Written task - Pick out each line below containing "下列说法正确的是".
◇ ◇ ◇
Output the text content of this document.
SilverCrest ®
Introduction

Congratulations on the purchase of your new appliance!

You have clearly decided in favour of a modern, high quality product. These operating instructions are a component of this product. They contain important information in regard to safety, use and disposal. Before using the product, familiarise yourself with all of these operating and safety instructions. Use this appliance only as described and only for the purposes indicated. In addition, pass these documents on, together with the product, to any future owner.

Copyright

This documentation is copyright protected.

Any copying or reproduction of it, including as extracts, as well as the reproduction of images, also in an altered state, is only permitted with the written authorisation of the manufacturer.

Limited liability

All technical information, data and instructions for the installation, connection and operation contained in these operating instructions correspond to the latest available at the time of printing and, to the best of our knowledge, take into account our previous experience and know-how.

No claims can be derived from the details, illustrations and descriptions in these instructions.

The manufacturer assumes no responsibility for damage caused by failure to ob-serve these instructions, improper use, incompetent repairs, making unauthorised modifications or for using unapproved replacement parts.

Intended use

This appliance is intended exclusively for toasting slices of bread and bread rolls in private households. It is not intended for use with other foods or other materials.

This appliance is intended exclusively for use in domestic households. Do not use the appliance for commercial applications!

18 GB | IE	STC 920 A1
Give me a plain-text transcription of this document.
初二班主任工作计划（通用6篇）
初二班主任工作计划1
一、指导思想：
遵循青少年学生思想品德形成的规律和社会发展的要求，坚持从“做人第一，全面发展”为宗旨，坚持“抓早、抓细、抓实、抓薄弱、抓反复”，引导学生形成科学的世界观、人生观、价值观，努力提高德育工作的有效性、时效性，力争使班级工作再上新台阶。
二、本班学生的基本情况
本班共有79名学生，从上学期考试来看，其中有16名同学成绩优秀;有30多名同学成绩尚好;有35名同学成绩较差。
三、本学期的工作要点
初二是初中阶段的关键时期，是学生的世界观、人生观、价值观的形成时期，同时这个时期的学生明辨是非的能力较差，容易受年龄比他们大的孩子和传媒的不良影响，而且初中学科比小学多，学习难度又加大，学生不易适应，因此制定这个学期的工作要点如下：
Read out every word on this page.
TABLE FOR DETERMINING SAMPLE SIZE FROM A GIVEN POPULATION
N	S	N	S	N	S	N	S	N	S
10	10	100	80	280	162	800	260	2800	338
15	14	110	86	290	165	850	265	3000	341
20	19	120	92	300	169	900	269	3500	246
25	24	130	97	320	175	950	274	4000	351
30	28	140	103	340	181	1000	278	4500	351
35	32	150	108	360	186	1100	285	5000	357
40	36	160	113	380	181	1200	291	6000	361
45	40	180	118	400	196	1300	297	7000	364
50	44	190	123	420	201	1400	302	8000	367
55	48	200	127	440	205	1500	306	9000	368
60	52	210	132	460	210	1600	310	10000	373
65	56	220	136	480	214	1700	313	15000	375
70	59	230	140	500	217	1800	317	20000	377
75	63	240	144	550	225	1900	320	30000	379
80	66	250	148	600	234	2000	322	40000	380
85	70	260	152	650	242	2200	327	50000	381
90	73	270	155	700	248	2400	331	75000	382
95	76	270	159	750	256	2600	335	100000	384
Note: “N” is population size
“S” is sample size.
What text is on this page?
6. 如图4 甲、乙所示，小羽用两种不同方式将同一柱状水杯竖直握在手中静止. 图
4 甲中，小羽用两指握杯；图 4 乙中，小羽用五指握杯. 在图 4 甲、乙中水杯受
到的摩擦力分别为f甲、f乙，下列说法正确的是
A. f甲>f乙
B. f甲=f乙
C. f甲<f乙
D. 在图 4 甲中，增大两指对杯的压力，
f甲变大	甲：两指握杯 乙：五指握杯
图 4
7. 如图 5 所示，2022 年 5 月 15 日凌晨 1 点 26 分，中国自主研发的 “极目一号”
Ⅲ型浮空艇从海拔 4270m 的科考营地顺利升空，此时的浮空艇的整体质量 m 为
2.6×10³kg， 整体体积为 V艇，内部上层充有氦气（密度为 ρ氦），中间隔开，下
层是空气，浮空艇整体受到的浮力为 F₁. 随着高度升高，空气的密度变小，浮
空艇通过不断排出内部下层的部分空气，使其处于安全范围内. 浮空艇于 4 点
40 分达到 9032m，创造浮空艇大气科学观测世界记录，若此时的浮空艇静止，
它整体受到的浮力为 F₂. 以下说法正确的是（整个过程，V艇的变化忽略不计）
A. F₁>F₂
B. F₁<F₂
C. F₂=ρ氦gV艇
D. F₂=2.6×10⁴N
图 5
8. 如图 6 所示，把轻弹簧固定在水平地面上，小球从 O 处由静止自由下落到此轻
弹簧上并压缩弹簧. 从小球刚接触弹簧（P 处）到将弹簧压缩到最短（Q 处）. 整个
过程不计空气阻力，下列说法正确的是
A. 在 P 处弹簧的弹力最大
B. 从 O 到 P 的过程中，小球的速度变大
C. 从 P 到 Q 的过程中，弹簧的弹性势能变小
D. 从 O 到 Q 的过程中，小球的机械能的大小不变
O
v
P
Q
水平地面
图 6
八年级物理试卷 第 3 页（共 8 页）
◇ ◇ ◇
Answer to this exercise -
到的摩擦力分别为f甲、f乙，下列说法正确的是
过程不计空气阻力，下列说法正确的是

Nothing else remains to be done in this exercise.